[Excerpt from a dataset]

>> Begin

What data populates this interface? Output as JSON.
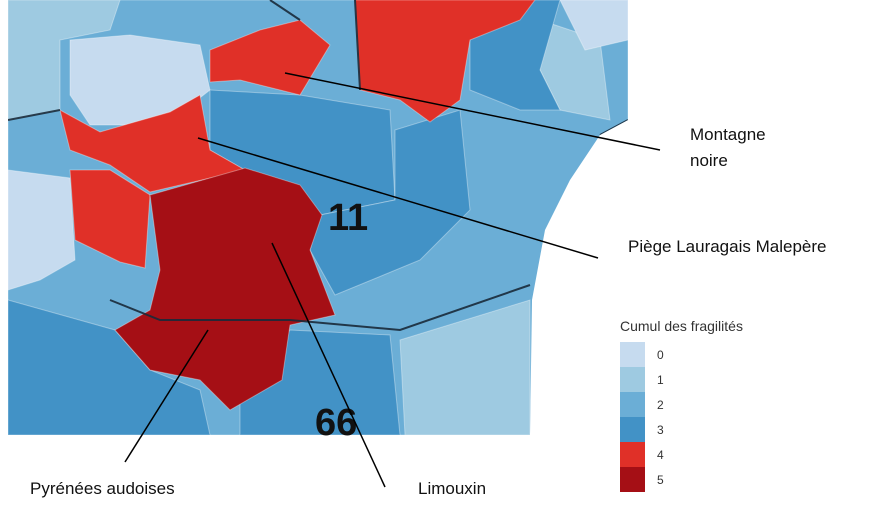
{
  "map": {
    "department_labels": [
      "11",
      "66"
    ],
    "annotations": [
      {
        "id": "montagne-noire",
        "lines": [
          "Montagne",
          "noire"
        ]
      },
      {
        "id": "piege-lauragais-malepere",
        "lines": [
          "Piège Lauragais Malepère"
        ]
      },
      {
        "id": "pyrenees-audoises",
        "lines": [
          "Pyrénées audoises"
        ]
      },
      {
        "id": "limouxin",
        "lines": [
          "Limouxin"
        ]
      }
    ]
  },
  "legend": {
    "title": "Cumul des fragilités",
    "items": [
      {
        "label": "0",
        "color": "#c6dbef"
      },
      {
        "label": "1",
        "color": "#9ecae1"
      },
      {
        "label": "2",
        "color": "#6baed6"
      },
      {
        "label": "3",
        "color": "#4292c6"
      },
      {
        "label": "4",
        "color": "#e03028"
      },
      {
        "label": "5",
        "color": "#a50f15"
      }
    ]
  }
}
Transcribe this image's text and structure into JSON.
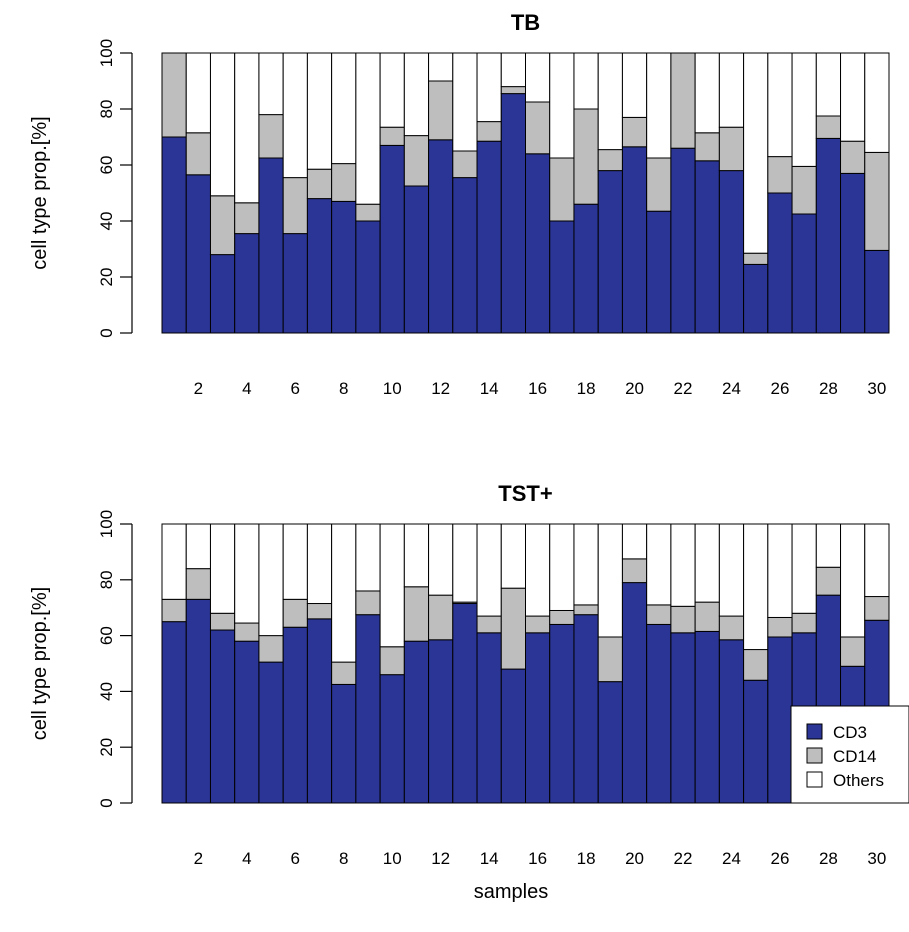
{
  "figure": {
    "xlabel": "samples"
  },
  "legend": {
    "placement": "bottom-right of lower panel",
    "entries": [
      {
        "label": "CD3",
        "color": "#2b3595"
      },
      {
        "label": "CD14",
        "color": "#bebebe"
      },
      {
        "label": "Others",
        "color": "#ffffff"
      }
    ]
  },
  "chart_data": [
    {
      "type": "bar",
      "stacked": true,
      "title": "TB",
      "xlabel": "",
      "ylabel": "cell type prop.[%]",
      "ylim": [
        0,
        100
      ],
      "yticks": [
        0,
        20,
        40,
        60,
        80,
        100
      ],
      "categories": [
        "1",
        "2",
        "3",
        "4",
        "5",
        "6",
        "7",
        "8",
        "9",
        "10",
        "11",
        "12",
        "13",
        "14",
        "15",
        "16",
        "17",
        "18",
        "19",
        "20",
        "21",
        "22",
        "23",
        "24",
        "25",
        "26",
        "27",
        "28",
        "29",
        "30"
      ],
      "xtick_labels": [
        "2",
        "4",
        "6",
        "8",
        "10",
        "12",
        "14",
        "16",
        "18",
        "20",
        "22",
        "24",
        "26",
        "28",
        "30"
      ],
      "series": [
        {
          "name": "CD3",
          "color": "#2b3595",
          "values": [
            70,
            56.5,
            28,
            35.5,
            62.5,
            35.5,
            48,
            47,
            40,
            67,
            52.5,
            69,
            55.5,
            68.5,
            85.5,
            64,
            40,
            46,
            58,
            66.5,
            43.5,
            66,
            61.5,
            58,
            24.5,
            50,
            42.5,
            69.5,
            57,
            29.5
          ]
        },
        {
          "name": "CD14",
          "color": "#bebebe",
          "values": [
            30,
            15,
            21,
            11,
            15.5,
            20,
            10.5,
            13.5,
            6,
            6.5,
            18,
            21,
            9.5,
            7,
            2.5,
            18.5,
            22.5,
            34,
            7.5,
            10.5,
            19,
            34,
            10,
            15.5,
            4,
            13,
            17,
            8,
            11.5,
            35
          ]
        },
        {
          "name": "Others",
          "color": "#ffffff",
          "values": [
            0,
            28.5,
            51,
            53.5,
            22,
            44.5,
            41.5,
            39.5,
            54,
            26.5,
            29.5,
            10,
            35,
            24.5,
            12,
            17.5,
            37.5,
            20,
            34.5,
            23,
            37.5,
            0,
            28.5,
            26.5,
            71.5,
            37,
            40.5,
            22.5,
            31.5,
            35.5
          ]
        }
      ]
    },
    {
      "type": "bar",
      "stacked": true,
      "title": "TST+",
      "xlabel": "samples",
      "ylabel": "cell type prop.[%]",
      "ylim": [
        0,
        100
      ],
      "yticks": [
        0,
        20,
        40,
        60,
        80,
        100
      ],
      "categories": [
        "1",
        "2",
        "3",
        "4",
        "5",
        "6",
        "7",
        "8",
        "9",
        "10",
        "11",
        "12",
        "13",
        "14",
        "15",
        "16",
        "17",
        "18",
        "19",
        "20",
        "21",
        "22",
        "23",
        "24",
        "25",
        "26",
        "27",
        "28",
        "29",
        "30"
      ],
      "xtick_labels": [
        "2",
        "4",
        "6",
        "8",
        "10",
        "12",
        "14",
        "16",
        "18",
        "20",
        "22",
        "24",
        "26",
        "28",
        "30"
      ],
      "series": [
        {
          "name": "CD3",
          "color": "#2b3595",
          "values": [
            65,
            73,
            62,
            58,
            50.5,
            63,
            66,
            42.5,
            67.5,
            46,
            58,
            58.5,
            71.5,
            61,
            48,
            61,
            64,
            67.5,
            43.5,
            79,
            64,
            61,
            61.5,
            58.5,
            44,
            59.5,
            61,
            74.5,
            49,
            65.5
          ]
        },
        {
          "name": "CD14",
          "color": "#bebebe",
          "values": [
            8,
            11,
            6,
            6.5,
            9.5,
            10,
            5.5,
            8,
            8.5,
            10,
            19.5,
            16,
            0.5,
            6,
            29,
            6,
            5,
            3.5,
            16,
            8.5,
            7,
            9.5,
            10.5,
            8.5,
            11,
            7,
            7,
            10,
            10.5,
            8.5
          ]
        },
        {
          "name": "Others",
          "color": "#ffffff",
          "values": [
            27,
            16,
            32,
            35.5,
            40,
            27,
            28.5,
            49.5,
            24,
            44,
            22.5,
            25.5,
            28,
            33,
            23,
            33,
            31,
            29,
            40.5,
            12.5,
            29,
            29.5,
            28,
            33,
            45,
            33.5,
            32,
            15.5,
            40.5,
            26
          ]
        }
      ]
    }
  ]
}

>> End

◆ Stated exercise
Copy all lines from the data that hold the word "title".

◆ The result
    "title": "Cumul des fragilités",
      "title": "TB",
      "title": "TST+",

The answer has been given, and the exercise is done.